:: TASK ::
Scan each line of the records for the word "June" and extract the ones that have it.

__________________________________________________

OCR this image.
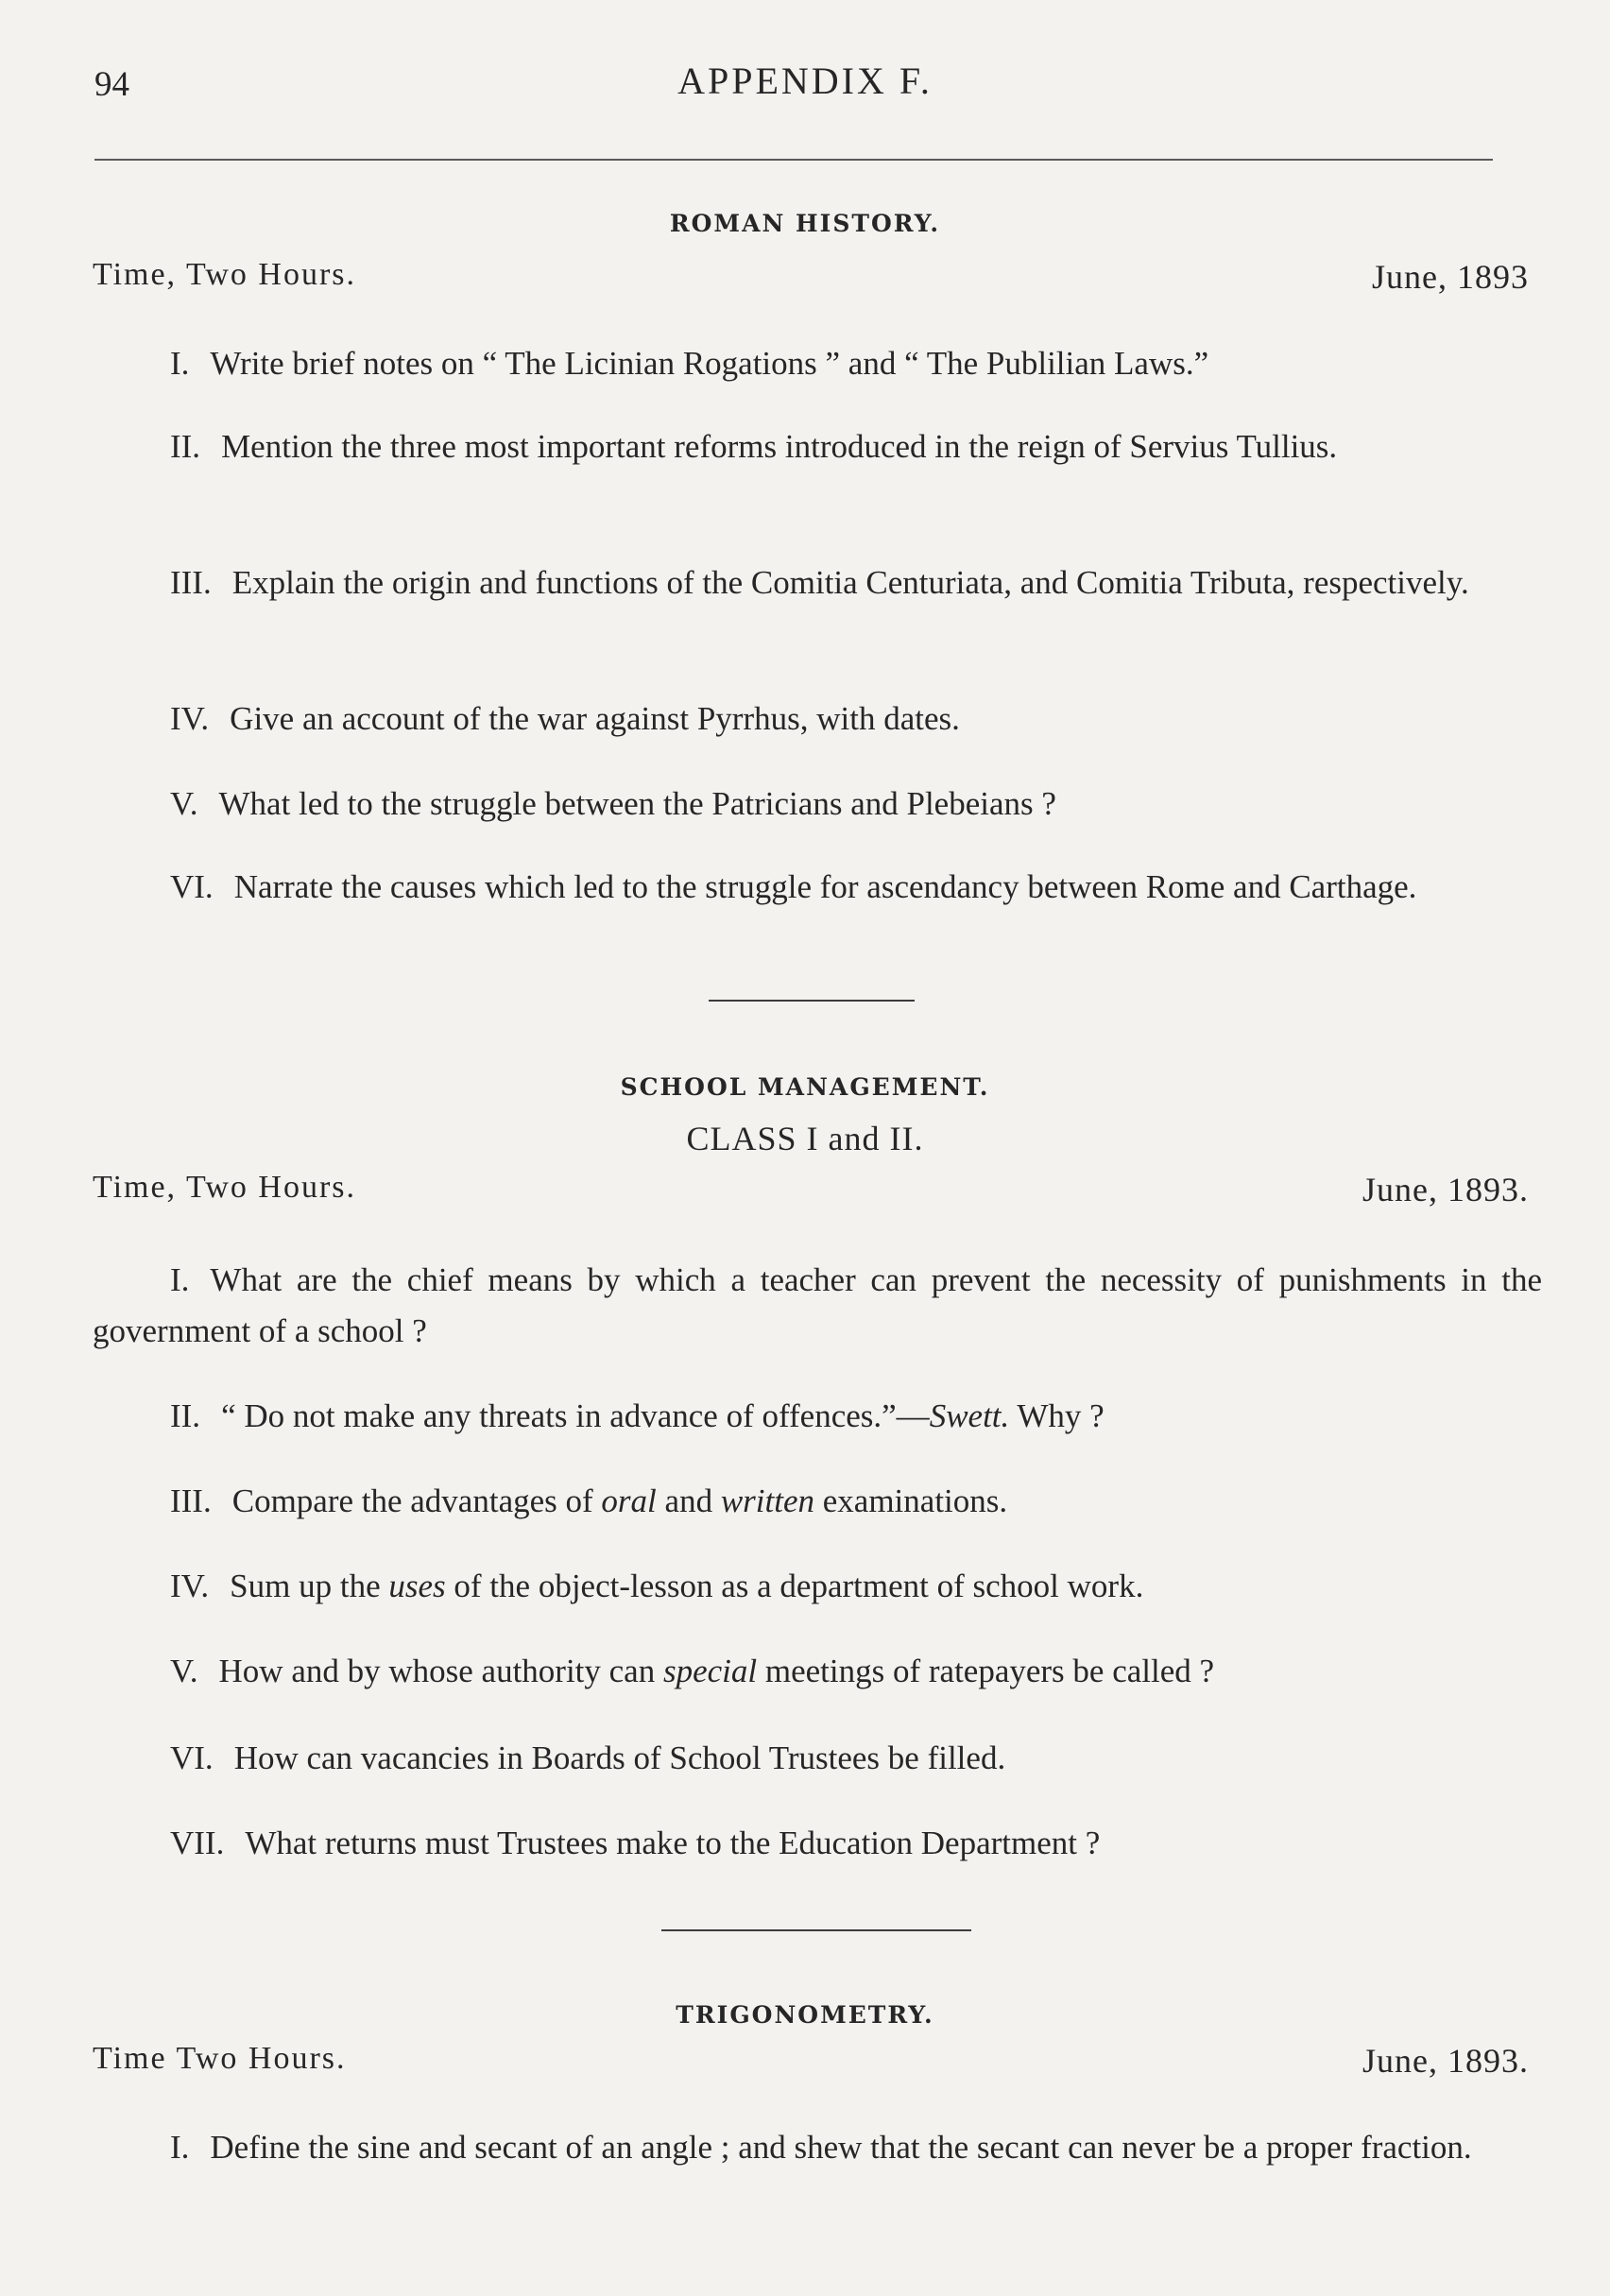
94	APPENDIX F.
ROMAN HISTORY.
Time, Two Hours.	June, 1893
I. Write brief notes on “ The Licinian Rogations ” and “ The Publilian Laws.”
II. Mention the three most important reforms introduced in the reign of Servius Tullius.
III. Explain the origin and functions of the Comitia Centuriata, and Comitia Tributa, respectively.
IV. Give an account of the war against Pyrrhus, with dates.
V. What led to the struggle between the Patricians and Plebeians ?
VI. Narrate the causes which led to the struggle for ascendancy between Rome and Carthage.
SCHOOL MANAGEMENT.
CLASS I and II.
Time, Two Hours.	June, 1893.
I. What are the chief means by which a teacher can prevent the necessity of punishments in the government of a school ?
II. “ Do not make any threats in advance of offences.”—Swett. Why ?
III. Compare the advantages of oral and written examinations.
IV. Sum up the uses of the object-lesson as a department of school work.
V. How and by whose authority can special meetings of ratepayers be called ?
VI. How can vacancies in Boards of School Trustees be filled.
VII. What returns must Trustees make to the Education Department ?
TRIGONOMETRY.
Time Two Hours.	June, 1893.
I. Define the sine and secant of an angle ; and shew that the secant can never be a proper fraction.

__________________________________________________

:: ANSWER IN FULL ::
Time, Two Hours.	June, 1893
Time, Two Hours.	June, 1893.
Time Two Hours.	June, 1893.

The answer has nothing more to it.